* **WORK TO COMPLETE**:
Filter the entries below, keeping only lines with the word "Continue".

* **DATA SUPPLIED**:
** start **
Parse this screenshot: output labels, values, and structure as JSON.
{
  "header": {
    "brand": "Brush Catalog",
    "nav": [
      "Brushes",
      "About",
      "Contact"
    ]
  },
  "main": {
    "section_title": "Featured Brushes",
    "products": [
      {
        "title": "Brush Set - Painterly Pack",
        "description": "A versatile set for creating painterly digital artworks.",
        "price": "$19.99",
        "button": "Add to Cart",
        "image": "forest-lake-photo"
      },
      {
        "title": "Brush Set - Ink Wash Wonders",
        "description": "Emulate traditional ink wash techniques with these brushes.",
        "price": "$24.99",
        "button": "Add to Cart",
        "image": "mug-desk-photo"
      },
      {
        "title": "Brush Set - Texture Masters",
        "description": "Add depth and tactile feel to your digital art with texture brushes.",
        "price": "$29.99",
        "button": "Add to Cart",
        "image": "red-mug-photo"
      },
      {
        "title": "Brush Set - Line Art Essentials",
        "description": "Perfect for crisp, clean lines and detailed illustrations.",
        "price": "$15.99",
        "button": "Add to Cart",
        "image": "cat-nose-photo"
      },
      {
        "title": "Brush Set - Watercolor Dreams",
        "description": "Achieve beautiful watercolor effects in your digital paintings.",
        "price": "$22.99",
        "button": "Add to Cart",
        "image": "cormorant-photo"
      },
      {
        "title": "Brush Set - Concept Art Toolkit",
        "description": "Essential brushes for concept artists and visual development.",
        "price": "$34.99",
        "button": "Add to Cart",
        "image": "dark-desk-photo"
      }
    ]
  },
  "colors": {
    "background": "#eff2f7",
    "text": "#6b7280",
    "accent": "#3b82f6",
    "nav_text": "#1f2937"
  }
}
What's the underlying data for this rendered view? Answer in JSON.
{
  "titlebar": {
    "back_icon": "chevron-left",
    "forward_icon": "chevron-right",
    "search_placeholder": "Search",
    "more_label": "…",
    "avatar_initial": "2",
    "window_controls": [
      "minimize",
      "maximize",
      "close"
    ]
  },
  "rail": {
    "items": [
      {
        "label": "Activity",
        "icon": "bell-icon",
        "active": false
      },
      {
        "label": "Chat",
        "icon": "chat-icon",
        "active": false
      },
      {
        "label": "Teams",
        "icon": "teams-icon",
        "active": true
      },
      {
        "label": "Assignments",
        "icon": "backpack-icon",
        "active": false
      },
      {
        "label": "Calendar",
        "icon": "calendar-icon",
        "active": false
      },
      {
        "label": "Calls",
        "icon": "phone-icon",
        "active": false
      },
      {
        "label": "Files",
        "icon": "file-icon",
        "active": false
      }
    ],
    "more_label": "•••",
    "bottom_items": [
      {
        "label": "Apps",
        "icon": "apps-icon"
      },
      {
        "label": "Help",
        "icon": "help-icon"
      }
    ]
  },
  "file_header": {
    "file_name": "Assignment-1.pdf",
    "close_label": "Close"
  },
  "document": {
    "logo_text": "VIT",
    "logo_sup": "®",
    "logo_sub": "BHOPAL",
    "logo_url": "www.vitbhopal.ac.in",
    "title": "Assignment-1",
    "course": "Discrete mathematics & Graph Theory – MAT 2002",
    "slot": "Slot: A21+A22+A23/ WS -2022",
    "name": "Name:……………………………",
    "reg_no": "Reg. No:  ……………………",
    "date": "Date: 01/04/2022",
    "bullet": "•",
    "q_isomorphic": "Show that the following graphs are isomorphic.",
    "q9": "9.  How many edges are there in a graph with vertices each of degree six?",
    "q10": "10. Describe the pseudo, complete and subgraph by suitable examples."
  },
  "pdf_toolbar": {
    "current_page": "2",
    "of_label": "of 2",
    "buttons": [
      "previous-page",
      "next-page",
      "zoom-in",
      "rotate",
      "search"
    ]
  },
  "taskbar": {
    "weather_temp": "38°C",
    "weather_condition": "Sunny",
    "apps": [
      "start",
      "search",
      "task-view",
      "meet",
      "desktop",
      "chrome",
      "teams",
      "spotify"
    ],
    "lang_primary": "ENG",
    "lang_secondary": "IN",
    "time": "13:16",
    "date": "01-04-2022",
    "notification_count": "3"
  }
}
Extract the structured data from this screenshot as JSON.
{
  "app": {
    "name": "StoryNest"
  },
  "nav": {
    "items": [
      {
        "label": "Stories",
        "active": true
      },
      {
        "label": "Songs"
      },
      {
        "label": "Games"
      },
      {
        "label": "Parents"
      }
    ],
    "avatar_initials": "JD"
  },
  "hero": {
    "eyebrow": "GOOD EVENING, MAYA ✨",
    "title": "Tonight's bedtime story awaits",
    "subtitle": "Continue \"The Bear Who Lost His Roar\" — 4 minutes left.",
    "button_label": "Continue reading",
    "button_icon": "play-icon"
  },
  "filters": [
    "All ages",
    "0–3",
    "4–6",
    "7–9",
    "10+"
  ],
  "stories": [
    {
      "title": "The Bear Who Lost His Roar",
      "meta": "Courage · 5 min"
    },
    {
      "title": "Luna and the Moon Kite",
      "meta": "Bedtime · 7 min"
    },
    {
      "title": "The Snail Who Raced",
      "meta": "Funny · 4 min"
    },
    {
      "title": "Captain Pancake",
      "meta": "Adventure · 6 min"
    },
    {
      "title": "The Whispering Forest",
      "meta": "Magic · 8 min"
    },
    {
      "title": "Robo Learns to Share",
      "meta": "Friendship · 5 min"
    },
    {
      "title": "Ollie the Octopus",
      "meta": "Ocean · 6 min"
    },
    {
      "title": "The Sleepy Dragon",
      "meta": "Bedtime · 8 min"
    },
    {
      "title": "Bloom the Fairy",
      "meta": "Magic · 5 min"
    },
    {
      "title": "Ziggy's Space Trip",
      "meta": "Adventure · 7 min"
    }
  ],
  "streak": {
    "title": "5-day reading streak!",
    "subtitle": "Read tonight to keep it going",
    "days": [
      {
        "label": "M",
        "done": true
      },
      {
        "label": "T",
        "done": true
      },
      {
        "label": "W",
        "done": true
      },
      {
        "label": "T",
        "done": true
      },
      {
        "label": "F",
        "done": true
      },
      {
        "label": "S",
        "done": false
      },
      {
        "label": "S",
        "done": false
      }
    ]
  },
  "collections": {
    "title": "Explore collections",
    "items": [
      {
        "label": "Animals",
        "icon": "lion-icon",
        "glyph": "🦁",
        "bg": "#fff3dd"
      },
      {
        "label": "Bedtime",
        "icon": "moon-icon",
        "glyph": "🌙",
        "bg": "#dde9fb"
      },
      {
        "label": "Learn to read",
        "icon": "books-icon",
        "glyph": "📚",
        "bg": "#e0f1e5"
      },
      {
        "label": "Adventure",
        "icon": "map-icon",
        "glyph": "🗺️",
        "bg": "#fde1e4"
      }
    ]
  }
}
** end **
* **FINAL RESULT**:
    "subtitle": "Continue \"The Bear Who Lost His Roar\" — 4 minutes left.",
    "button_label": "Continue reading",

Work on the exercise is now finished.